TO BE DONE >> Transcribe all the records exactly and omit any images they hold.

(Collected data entries)
** begin **

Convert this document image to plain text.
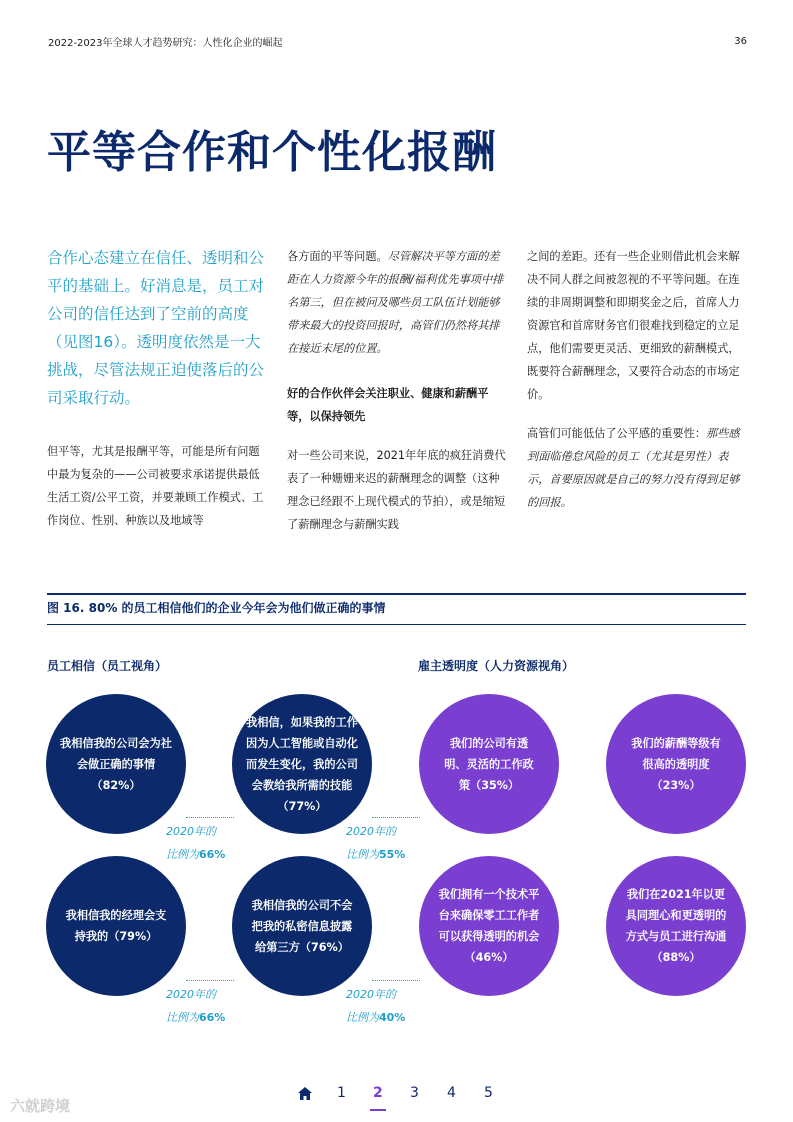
2022-2023年全球人才趋势研究：人性化企业的崛起	36
平等合作和个性化报酬
合作心态建立在信任、透明和公平的基础上。好消息是，员工对公司的信任达到了空前的高度（见图16）。透明度依然是一大挑战，尽管法规正迫使落后的公司采取行动。
但平等，尤其是报酬平等，可能是所有问题中最为复杂的——公司被要求承诺提供最低生活工资/公平工资，并要兼顾工作模式、工作岗位、性别、种族以及地域等
各方面的平等问题。尽管解决平等方面的差距在人力资源今年的报酬/福利优先事项中排名第三，但在被问及哪些员工队伍计划能够带来最大的投资回报时，高管们仍然将其排在接近末尾的位置。
好的合作伙伴会关注职业、健康和薪酬平等，以保持领先
对一些公司来说，2021年年底的疯狂消费代表了一种姗姗来迟的薪酬理念的调整（这种理念已经跟不上现代模式的节拍），或是缩短了薪酬理念与薪酬实践
之间的差距。还有一些企业则借此机会来解决不同人群之间被忽视的不平等问题。在连续的非周期调整和即期奖金之后，首席人力资源官和首席财务官们很难找到稳定的立足点，他们需要更灵活、更细致的薪酬模式，既要符合薪酬理念，又要符合动态的市场定价。
高管们可能低估了公平感的重要性：那些感到面临倦怠风险的员工（尤其是男性）表示，首要原因就是自己的努力没有得到足够的回报。
图 16. 80% 的员工相信他们的企业今年会为他们做正确的事情
员工相信（员工视角）	雇主透明度（人力资源视角）
我相信我的公司会为社会做正确的事情（82%）
我相信，如果我的工作因为人工智能或自动化而发生变化，我的公司会教给我所需的技能（77%）
我相信我的经理会支持我的（79%）
我相信我的公司不会把我的私密信息披露给第三方（76%）
我们的公司有透明、灵活的工作政策（35%）
我们的薪酬等级有很高的透明度（23%）
我们拥有一个技术平台来确保零工工作者可以获得透明的机会（46%）
我们在2021年以更具同理心和更透明的方式与员工进行沟通（88%）
2020年的
比例为66%
2020年的
比例为55%
2020年的
比例为66%
2020年的
比例为40%
1 2 3 4 5
六就跨境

** end **

ANSWER IN FULL >>
Convert this document image to plain text.
2022-2023年全球人才趋势研究：人性化企业的崛起	36
平等合作和个性化报酬
合作心态建立在信任、透明和公平的基础上。好消息是，员工对公司的信任达到了空前的高度（见图16）。透明度依然是一大挑战，尽管法规正迫使落后的公司采取行动。
但平等，尤其是报酬平等，可能是所有问题中最为复杂的——公司被要求承诺提供最低生活工资/公平工资，并要兼顾工作模式、工作岗位、性别、种族以及地域等
各方面的平等问题。尽管解决平等方面的差距在人力资源今年的报酬/福利优先事项中排名第三，但在被问及哪些员工队伍计划能够带来最大的投资回报时，高管们仍然将其排在接近末尾的位置。
好的合作伙伴会关注职业、健康和薪酬平等，以保持领先
对一些公司来说，2021年年底的疯狂消费代表了一种姗姗来迟的薪酬理念的调整（这种理念已经跟不上现代模式的节拍），或是缩短了薪酬理念与薪酬实践
之间的差距。还有一些企业则借此机会来解决不同人群之间被忽视的不平等问题。在连续的非周期调整和即期奖金之后，首席人力资源官和首席财务官们很难找到稳定的立足点，他们需要更灵活、更细致的薪酬模式，既要符合薪酬理念，又要符合动态的市场定价。
高管们可能低估了公平感的重要性：那些感到面临倦怠风险的员工（尤其是男性）表示，首要原因就是自己的努力没有得到足够的回报。
图 16. 80% 的员工相信他们的企业今年会为他们做正确的事情
员工相信（员工视角）	雇主透明度（人力资源视角）
我相信我的公司会为社会做正确的事情（82%）
我相信，如果我的工作因为人工智能或自动化而发生变化，我的公司会教给我所需的技能（77%）
我相信我的经理会支持我的（79%）
我相信我的公司不会把我的私密信息披露给第三方（76%）
我们的公司有透明、灵活的工作政策（35%）
我们的薪酬等级有很高的透明度（23%）
我们拥有一个技术平台来确保零工工作者可以获得透明的机会（46%）
我们在2021年以更具同理心和更透明的方式与员工进行沟通（88%）
2020年的
比例为66%
2020年的
比例为55%
2020年的
比例为66%
2020年的
比例为40%
1 2 3 4 5
六就跨境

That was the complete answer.